- Data shown:
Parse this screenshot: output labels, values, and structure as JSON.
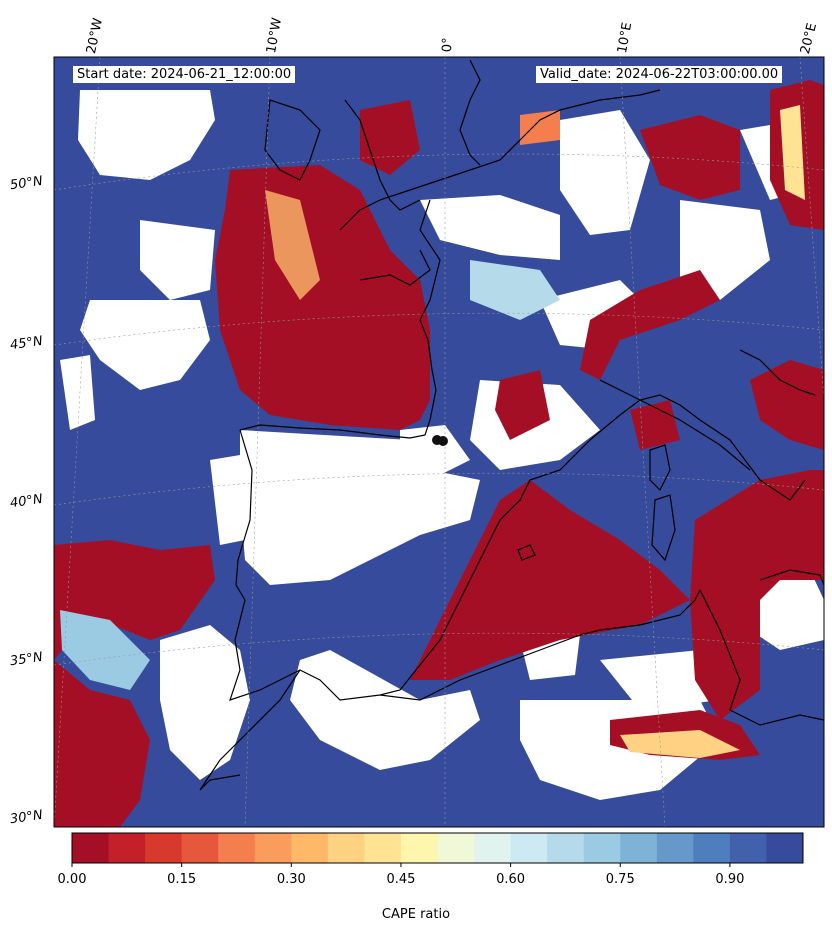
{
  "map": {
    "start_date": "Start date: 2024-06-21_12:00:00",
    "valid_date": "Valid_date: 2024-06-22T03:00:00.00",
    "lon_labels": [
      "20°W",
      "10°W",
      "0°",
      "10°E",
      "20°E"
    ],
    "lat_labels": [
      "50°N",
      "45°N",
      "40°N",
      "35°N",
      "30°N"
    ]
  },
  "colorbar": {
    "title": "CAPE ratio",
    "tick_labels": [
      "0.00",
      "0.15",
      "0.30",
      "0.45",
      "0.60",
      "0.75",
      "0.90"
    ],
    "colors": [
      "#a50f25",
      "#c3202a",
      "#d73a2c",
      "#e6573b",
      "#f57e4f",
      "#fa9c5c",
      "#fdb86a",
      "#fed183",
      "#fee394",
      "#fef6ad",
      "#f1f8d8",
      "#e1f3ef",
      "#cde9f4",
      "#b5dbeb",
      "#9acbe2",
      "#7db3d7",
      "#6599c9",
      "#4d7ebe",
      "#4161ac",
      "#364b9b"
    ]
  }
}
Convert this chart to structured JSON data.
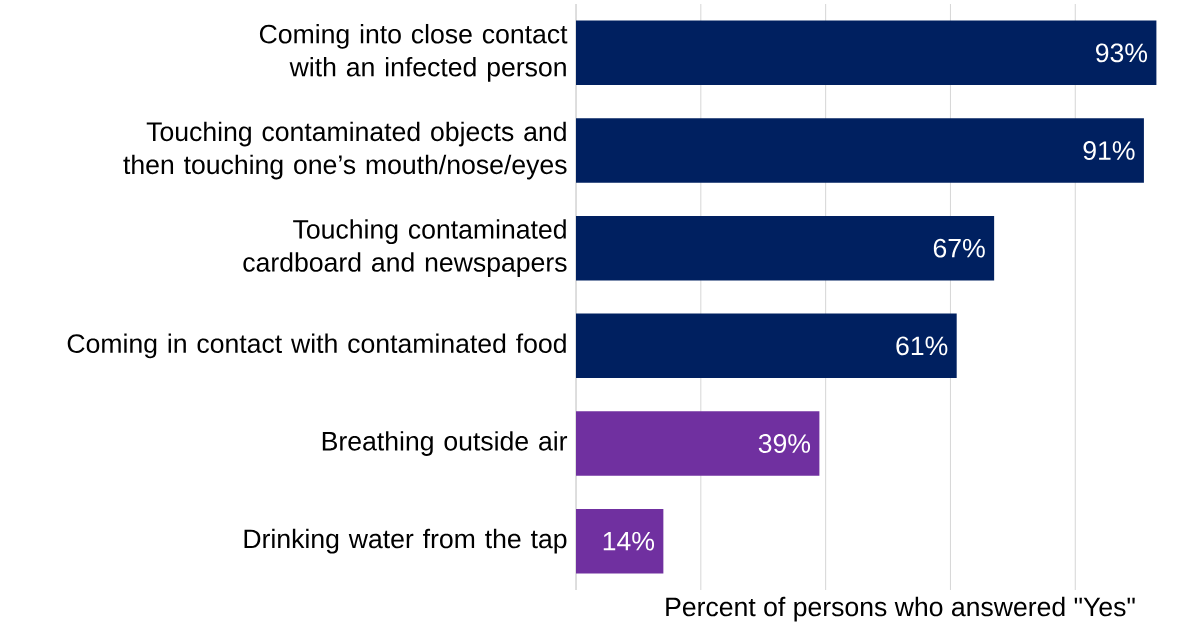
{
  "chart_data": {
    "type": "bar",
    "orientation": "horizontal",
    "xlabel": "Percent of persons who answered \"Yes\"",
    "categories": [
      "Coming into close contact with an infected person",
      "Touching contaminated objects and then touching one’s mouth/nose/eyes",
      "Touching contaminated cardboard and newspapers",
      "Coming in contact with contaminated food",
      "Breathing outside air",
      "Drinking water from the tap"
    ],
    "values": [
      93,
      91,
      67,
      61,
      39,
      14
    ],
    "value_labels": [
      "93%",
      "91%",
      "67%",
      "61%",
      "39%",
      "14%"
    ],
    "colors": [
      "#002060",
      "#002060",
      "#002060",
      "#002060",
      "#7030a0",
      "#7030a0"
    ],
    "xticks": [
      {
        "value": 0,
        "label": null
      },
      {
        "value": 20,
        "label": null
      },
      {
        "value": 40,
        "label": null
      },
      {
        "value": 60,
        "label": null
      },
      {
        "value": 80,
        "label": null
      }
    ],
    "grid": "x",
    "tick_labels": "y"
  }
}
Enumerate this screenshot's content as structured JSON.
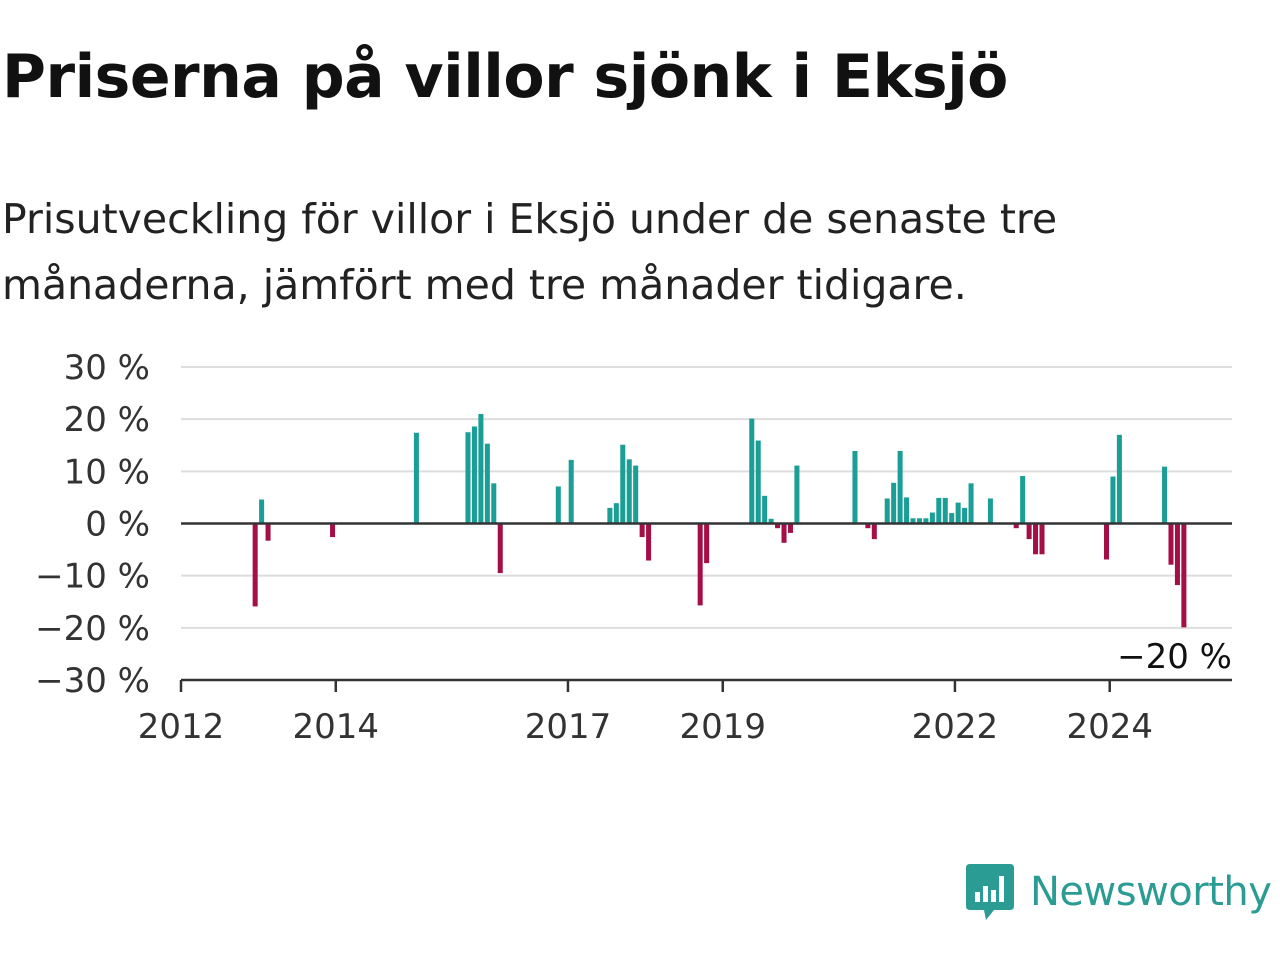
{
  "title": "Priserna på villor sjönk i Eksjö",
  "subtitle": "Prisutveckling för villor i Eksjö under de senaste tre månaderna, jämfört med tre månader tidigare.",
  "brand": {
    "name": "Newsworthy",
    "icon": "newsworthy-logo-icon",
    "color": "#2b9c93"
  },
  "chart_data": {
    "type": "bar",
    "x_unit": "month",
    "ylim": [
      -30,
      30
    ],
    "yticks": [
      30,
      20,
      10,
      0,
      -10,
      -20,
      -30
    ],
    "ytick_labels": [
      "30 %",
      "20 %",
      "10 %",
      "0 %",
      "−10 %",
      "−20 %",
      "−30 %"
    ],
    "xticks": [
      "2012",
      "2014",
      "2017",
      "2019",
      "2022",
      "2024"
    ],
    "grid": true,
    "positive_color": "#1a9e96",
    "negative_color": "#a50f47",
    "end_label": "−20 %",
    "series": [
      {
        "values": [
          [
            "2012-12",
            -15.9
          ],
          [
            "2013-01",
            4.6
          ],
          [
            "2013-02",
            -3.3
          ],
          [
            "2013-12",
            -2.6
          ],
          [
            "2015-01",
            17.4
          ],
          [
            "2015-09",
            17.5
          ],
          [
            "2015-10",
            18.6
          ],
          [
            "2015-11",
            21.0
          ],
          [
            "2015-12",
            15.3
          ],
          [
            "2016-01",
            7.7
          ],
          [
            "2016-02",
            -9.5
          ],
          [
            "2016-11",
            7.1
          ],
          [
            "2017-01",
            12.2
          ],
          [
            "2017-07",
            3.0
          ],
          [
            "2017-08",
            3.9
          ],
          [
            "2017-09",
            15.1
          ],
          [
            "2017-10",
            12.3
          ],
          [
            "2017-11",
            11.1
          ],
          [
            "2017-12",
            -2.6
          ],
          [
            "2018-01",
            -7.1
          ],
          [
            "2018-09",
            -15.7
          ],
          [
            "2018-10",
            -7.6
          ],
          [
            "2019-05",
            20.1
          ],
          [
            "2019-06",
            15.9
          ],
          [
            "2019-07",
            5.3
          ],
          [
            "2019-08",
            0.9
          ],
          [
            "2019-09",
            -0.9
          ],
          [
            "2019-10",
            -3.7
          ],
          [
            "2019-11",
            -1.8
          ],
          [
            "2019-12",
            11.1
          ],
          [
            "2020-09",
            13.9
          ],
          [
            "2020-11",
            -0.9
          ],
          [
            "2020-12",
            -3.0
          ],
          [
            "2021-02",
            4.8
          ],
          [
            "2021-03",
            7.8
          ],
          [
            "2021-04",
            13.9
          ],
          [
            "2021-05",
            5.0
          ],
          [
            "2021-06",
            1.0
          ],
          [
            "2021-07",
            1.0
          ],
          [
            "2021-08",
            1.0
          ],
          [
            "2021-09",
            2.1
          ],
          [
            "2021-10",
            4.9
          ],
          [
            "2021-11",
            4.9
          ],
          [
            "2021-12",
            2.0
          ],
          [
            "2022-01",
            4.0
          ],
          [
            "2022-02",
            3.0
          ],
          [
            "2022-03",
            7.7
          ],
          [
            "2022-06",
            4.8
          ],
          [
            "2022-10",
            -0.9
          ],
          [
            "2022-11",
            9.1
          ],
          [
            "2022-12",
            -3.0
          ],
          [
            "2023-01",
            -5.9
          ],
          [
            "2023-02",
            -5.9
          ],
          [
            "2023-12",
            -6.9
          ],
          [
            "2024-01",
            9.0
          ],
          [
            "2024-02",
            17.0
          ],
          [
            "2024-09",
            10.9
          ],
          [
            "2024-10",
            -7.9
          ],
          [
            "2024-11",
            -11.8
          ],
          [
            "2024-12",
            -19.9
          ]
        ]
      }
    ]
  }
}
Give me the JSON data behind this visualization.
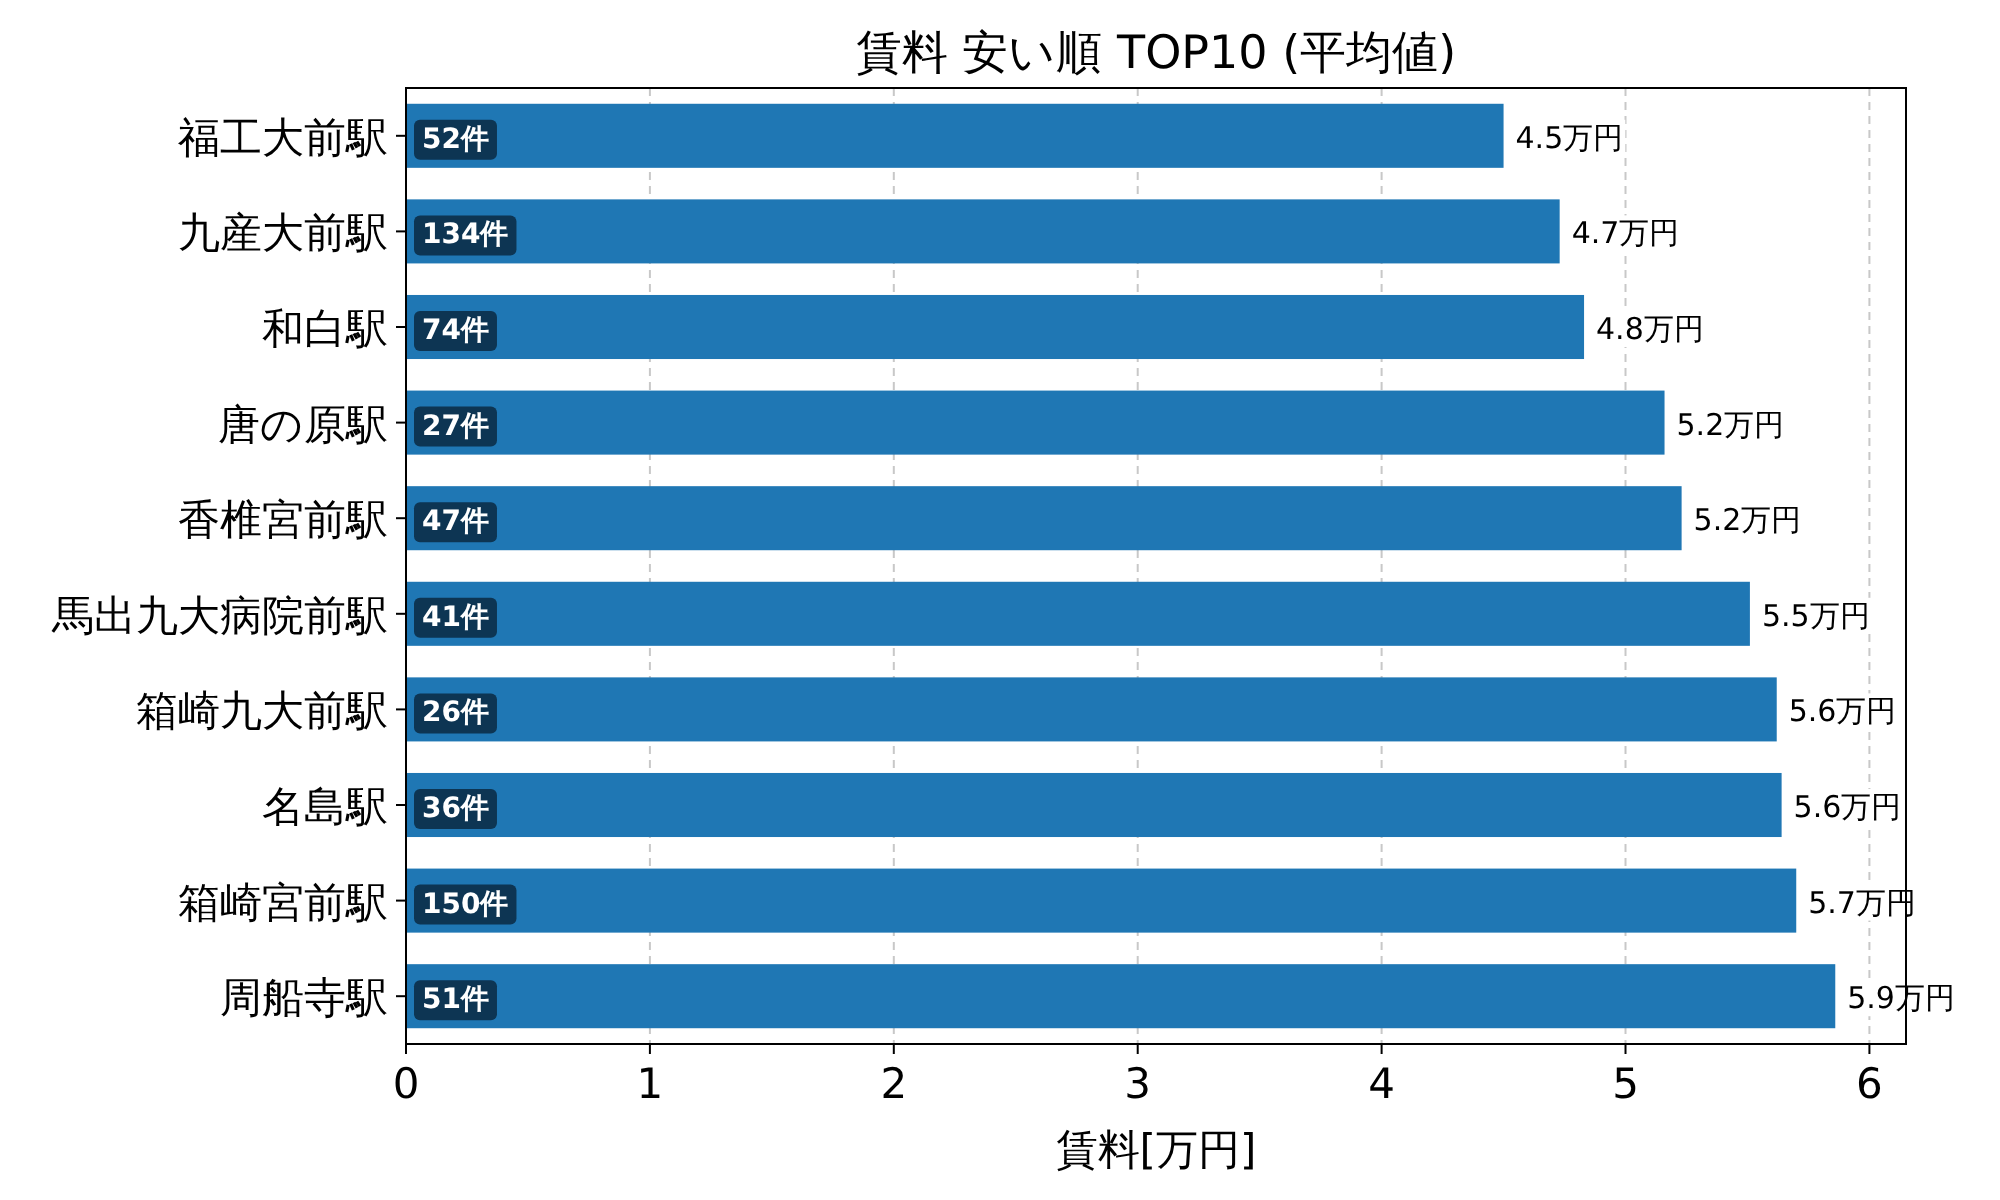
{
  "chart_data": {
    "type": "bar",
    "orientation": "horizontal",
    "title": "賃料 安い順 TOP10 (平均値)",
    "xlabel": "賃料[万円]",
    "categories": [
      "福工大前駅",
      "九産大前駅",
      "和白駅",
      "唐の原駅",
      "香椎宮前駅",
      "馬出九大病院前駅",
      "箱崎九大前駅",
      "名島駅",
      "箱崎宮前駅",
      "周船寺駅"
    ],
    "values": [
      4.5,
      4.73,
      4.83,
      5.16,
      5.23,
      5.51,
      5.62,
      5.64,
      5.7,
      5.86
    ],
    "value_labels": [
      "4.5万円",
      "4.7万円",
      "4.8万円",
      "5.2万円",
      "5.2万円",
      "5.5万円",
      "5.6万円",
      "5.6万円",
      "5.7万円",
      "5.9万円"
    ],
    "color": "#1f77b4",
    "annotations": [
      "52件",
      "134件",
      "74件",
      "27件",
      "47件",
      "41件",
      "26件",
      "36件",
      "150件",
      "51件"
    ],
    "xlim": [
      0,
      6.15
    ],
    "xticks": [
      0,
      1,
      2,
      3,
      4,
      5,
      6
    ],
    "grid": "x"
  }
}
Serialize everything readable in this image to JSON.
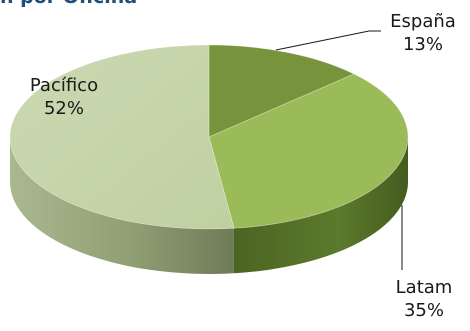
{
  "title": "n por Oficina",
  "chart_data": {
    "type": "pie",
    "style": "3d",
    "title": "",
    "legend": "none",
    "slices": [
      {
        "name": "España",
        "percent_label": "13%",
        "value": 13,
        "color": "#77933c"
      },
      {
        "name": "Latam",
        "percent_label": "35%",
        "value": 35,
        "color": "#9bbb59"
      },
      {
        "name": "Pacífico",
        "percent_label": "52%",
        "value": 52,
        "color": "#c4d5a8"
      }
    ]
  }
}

- Brief:
Set down the complete material exactly, but do not include the images.

- Written answer:
Parse this screenshot: output labels, values, and structure as JSON.
{
  "map": {
    "start_date": "Start date: 2024-06-21_12:00:00",
    "valid_date": "Valid_date: 2024-06-22T03:00:00.00",
    "lon_labels": [
      "20°W",
      "10°W",
      "0°",
      "10°E",
      "20°E"
    ],
    "lat_labels": [
      "50°N",
      "45°N",
      "40°N",
      "35°N",
      "30°N"
    ]
  },
  "colorbar": {
    "title": "CAPE ratio",
    "tick_labels": [
      "0.00",
      "0.15",
      "0.30",
      "0.45",
      "0.60",
      "0.75",
      "0.90"
    ],
    "colors": [
      "#a50f25",
      "#c3202a",
      "#d73a2c",
      "#e6573b",
      "#f57e4f",
      "#fa9c5c",
      "#fdb86a",
      "#fed183",
      "#fee394",
      "#fef6ad",
      "#f1f8d8",
      "#e1f3ef",
      "#cde9f4",
      "#b5dbeb",
      "#9acbe2",
      "#7db3d7",
      "#6599c9",
      "#4d7ebe",
      "#4161ac",
      "#364b9b"
    ]
  }
}
Convert this chart to structured JSON data.
{
  "chart_data": {
    "type": "bar",
    "orientation": "horizontal",
    "xlabel": "Percent of persons who answered \"Yes\"",
    "categories": [
      "Coming into close contact with an infected person",
      "Touching contaminated objects and then touching one’s mouth/nose/eyes",
      "Touching contaminated cardboard and newspapers",
      "Coming in contact with contaminated food",
      "Breathing outside air",
      "Drinking water from the tap"
    ],
    "values": [
      93,
      91,
      67,
      61,
      39,
      14
    ],
    "value_labels": [
      "93%",
      "91%",
      "67%",
      "61%",
      "39%",
      "14%"
    ],
    "colors": [
      "#002060",
      "#002060",
      "#002060",
      "#002060",
      "#7030a0",
      "#7030a0"
    ],
    "xticks": [
      {
        "value": 0,
        "label": null
      },
      {
        "value": 20,
        "label": null
      },
      {
        "value": 40,
        "label": null
      },
      {
        "value": 60,
        "label": null
      },
      {
        "value": 80,
        "label": null
      }
    ],
    "grid": "x",
    "tick_labels": "y"
  }
}
Enumerate this screenshot's content as structured JSON.
{
  "title": "Priserna på villor sjönk i Eksjö",
  "subtitle": "Prisutveckling för villor i Eksjö under de senaste tre månaderna, jämfört med tre månader tidigare.",
  "brand": {
    "name": "Newsworthy",
    "icon": "newsworthy-logo-icon",
    "color": "#2b9c93"
  },
  "chart_data": {
    "type": "bar",
    "x_unit": "month",
    "ylim": [
      -30,
      30
    ],
    "yticks": [
      30,
      20,
      10,
      0,
      -10,
      -20,
      -30
    ],
    "ytick_labels": [
      "30 %",
      "20 %",
      "10 %",
      "0 %",
      "−10 %",
      "−20 %",
      "−30 %"
    ],
    "xticks": [
      "2012",
      "2014",
      "2017",
      "2019",
      "2022",
      "2024"
    ],
    "grid": true,
    "positive_color": "#1a9e96",
    "negative_color": "#a50f47",
    "end_label": "−20 %",
    "series": [
      {
        "values": [
          [
            "2012-12",
            -15.9
          ],
          [
            "2013-01",
            4.6
          ],
          [
            "2013-02",
            -3.3
          ],
          [
            "2013-12",
            -2.6
          ],
          [
            "2015-01",
            17.4
          ],
          [
            "2015-09",
            17.5
          ],
          [
            "2015-10",
            18.6
          ],
          [
            "2015-11",
            21.0
          ],
          [
            "2015-12",
            15.3
          ],
          [
            "2016-01",
            7.7
          ],
          [
            "2016-02",
            -9.5
          ],
          [
            "2016-11",
            7.1
          ],
          [
            "2017-01",
            12.2
          ],
          [
            "2017-07",
            3.0
          ],
          [
            "2017-08",
            3.9
          ],
          [
            "2017-09",
            15.1
          ],
          [
            "2017-10",
            12.3
          ],
          [
            "2017-11",
            11.1
          ],
          [
            "2017-12",
            -2.6
          ],
          [
            "2018-01",
            -7.1
          ],
          [
            "2018-09",
            -15.7
          ],
          [
            "2018-10",
            -7.6
          ],
          [
            "2019-05",
            20.1
          ],
          [
            "2019-06",
            15.9
          ],
          [
            "2019-07",
            5.3
          ],
          [
            "2019-08",
            0.9
          ],
          [
            "2019-09",
            -0.9
          ],
          [
            "2019-10",
            -3.7
          ],
          [
            "2019-11",
            -1.8
          ],
          [
            "2019-12",
            11.1
          ],
          [
            "2020-09",
            13.9
          ],
          [
            "2020-11",
            -0.9
          ],
          [
            "2020-12",
            -3.0
          ],
          [
            "2021-02",
            4.8
          ],
          [
            "2021-03",
            7.8
          ],
          [
            "2021-04",
            13.9
          ],
          [
            "2021-05",
            5.0
          ],
          [
            "2021-06",
            1.0
          ],
          [
            "2021-07",
            1.0
          ],
          [
            "2021-08",
            1.0
          ],
          [
            "2021-09",
            2.1
          ],
          [
            "2021-10",
            4.9
          ],
          [
            "2021-11",
            4.9
          ],
          [
            "2021-12",
            2.0
          ],
          [
            "2022-01",
            4.0
          ],
          [
            "2022-02",
            3.0
          ],
          [
            "2022-03",
            7.7
          ],
          [
            "2022-06",
            4.8
          ],
          [
            "2022-10",
            -0.9
          ],
          [
            "2022-11",
            9.1
          ],
          [
            "2022-12",
            -3.0
          ],
          [
            "2023-01",
            -5.9
          ],
          [
            "2023-02",
            -5.9
          ],
          [
            "2023-12",
            -6.9
          ],
          [
            "2024-01",
            9.0
          ],
          [
            "2024-02",
            17.0
          ],
          [
            "2024-09",
            10.9
          ],
          [
            "2024-10",
            -7.9
          ],
          [
            "2024-11",
            -11.8
          ],
          [
            "2024-12",
            -19.9
          ]
        ]
      }
    ]
  }
}
Give me the JSON data behind this visualization.
{
  "chart_data": {
    "type": "bar",
    "orientation": "horizontal",
    "title": "賃料 安い順 TOP10 (平均値)",
    "xlabel": "賃料[万円]",
    "categories": [
      "福工大前駅",
      "九産大前駅",
      "和白駅",
      "唐の原駅",
      "香椎宮前駅",
      "馬出九大病院前駅",
      "箱崎九大前駅",
      "名島駅",
      "箱崎宮前駅",
      "周船寺駅"
    ],
    "values": [
      4.5,
      4.73,
      4.83,
      5.16,
      5.23,
      5.51,
      5.62,
      5.64,
      5.7,
      5.86
    ],
    "value_labels": [
      "4.5万円",
      "4.7万円",
      "4.8万円",
      "5.2万円",
      "5.2万円",
      "5.5万円",
      "5.6万円",
      "5.6万円",
      "5.7万円",
      "5.9万円"
    ],
    "color": "#1f77b4",
    "annotations": [
      "52件",
      "134件",
      "74件",
      "27件",
      "47件",
      "41件",
      "26件",
      "36件",
      "150件",
      "51件"
    ],
    "xlim": [
      0,
      6.15
    ],
    "xticks": [
      0,
      1,
      2,
      3,
      4,
      5,
      6
    ],
    "grid": "x"
  }
}
Serialize everything readable in this image to JSON.
{
  "title": "n por Oficina",
  "chart_data": {
    "type": "pie",
    "style": "3d",
    "title": "",
    "legend": "none",
    "slices": [
      {
        "name": "España",
        "percent_label": "13%",
        "value": 13,
        "color": "#77933c"
      },
      {
        "name": "Latam",
        "percent_label": "35%",
        "value": 35,
        "color": "#9bbb59"
      },
      {
        "name": "Pacífico",
        "percent_label": "52%",
        "value": 52,
        "color": "#c4d5a8"
      }
    ]
  }
}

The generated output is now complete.